- TASK DESCRIPTION: Check each line for the string "saureus", then give only how many lines have it.

* begin LISTING *

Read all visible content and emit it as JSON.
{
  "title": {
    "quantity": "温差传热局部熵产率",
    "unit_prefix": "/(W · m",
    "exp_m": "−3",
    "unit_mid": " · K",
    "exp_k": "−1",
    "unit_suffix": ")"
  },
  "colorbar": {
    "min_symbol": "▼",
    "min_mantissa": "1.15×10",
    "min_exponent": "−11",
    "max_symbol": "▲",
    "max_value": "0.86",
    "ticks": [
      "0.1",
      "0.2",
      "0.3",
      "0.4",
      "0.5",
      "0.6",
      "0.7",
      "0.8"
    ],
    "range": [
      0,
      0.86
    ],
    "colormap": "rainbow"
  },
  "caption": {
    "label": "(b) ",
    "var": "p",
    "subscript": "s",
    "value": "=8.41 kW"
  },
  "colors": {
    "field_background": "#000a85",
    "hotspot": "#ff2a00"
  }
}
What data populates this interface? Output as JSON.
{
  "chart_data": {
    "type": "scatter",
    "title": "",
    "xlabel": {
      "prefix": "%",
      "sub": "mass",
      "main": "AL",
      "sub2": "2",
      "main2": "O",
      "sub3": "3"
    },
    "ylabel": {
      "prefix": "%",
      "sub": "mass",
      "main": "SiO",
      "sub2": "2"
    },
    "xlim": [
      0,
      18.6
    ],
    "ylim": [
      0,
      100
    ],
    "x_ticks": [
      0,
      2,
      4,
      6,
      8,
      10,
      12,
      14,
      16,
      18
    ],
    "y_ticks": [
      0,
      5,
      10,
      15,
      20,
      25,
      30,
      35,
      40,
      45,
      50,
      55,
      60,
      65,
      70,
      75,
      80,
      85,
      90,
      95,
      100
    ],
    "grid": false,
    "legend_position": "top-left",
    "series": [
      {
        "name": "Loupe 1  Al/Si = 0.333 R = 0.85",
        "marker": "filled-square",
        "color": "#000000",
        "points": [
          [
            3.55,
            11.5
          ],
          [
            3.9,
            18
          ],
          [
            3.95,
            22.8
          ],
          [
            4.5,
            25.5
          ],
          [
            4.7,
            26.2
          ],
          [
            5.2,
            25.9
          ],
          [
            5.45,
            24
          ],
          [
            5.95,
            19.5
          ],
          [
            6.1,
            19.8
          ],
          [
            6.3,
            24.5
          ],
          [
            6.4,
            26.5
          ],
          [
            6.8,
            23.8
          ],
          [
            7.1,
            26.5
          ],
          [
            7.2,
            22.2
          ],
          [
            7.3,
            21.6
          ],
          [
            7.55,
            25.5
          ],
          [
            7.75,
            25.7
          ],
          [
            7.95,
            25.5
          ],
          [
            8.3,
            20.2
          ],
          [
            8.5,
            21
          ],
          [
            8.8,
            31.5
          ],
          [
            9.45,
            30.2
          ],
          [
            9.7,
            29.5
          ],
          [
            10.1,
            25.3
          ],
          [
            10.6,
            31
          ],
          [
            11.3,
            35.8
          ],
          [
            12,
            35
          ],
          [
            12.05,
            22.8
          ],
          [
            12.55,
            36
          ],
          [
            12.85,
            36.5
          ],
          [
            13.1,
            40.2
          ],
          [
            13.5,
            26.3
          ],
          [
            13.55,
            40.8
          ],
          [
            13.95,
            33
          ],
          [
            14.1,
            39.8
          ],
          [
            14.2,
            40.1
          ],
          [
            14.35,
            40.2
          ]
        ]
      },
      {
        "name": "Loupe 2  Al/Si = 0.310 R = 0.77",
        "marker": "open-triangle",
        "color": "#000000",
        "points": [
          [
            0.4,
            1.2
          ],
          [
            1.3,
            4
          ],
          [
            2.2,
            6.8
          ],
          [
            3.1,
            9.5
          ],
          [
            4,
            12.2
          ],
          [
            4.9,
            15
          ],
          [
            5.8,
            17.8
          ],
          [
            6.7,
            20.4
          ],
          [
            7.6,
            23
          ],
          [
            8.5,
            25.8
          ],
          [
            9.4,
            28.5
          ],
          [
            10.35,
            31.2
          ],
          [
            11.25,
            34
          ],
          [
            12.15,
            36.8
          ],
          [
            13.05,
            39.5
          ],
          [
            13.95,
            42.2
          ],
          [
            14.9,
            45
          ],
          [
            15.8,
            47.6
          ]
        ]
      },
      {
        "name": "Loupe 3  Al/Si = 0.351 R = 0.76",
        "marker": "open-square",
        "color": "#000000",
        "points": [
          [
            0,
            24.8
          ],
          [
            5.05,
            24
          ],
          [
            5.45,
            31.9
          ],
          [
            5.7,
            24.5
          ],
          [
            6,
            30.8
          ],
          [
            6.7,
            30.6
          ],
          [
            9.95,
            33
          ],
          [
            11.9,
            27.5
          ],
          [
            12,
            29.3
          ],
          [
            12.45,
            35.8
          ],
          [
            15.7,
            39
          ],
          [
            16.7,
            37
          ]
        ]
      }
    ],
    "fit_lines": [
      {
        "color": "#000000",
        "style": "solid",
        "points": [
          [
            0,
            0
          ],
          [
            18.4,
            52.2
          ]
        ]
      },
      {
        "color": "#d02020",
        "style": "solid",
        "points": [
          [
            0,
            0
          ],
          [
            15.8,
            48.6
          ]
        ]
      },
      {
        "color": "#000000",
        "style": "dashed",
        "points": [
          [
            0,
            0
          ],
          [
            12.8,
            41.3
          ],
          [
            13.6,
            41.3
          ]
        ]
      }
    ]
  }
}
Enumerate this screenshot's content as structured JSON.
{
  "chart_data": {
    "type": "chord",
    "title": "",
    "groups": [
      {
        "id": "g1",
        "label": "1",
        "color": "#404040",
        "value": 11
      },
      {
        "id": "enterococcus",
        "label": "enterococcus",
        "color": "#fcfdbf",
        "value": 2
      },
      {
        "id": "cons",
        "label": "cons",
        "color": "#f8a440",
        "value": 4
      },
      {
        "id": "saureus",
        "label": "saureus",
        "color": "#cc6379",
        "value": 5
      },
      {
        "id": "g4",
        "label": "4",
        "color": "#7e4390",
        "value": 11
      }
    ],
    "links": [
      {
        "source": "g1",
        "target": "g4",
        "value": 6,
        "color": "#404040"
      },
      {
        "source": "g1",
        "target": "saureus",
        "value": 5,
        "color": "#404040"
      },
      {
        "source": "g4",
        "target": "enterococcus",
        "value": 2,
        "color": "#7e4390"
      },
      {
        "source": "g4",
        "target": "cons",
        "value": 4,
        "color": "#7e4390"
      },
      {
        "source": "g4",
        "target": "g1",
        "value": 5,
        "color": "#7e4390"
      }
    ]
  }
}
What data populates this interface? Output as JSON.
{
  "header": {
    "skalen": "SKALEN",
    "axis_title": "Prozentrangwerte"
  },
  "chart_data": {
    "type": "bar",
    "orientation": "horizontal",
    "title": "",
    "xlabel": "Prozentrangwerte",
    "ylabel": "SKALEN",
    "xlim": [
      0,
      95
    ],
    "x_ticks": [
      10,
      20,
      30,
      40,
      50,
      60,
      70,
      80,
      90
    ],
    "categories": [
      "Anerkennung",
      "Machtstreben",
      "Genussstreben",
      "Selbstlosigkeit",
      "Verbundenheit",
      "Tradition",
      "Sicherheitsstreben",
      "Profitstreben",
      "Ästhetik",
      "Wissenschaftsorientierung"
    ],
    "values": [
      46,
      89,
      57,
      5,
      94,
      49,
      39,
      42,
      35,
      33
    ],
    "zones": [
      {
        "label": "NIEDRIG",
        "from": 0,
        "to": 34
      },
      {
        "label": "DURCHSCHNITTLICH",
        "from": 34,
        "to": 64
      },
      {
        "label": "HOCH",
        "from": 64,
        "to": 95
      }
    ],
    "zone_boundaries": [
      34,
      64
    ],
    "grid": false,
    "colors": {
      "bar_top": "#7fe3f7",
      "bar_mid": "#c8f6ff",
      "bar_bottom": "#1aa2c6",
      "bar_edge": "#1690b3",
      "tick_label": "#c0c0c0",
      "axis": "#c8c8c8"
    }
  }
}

* end LISTING *

- RESULT: 3